Stored entries
--- BEGIN ---
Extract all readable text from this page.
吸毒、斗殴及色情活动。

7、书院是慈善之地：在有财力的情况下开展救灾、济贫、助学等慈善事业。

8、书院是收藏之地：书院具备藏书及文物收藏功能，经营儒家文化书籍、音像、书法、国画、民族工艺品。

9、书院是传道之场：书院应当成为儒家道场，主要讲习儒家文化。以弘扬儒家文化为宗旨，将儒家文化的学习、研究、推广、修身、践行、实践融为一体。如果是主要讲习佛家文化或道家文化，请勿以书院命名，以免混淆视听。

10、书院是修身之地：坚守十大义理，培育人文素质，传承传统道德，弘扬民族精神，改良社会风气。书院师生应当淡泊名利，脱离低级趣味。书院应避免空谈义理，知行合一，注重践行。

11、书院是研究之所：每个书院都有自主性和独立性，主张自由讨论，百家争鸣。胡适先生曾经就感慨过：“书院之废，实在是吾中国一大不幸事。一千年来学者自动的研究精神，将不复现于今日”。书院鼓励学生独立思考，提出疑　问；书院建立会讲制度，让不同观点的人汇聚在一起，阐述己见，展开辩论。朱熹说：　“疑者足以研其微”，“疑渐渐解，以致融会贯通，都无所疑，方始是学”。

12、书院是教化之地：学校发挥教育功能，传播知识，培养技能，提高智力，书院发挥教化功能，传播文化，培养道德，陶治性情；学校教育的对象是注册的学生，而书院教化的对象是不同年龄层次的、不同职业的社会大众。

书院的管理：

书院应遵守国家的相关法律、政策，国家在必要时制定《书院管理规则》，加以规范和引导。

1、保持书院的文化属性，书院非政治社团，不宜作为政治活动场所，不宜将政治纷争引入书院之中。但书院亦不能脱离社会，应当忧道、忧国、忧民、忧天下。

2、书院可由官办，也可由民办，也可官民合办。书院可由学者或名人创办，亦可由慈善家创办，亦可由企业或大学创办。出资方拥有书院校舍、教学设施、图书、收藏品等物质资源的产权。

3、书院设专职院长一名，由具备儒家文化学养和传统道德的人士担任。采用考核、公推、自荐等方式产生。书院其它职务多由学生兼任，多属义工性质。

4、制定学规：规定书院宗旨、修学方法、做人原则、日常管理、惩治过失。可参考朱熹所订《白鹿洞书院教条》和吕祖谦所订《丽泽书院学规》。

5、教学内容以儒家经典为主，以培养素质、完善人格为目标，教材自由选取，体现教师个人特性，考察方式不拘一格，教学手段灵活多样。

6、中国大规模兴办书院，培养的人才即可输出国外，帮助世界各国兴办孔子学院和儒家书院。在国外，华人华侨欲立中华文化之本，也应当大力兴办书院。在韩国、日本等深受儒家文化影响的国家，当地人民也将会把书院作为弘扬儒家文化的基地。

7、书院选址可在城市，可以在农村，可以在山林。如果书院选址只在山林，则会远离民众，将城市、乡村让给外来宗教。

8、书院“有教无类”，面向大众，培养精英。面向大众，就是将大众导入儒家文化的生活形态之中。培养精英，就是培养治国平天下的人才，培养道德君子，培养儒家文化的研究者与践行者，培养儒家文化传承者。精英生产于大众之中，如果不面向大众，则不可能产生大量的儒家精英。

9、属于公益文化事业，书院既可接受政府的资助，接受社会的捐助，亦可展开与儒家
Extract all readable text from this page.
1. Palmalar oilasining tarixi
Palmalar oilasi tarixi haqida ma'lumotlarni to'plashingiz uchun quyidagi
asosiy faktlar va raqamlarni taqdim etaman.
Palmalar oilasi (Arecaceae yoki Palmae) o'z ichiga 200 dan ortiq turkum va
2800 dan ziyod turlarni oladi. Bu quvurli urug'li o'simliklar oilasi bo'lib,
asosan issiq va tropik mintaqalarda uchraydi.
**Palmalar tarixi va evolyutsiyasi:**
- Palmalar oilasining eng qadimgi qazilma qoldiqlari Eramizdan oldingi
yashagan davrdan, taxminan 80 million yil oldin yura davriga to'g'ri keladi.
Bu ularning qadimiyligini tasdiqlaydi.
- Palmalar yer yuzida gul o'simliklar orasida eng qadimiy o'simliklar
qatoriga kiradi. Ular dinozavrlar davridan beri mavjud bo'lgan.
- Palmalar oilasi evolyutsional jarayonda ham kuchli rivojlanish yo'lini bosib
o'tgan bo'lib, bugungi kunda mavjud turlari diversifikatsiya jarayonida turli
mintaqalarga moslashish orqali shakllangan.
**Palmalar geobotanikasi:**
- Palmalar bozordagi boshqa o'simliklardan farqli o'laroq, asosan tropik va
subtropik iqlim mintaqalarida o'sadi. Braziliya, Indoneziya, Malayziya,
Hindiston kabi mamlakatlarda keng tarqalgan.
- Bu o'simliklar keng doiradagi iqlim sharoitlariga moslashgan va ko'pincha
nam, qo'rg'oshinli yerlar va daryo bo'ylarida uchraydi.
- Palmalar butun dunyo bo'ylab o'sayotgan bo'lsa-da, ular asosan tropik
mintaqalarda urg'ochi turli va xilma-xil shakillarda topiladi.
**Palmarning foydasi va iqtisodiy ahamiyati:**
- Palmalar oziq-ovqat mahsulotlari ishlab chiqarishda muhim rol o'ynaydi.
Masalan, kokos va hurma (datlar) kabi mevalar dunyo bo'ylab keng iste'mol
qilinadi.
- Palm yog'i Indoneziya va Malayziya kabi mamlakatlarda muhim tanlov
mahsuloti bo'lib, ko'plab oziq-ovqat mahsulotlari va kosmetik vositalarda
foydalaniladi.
--- END ---
_Instructions for the task_: A single figure is required: the number of lines above in which the word "oilasining" occurs.

_Answer in full_: 2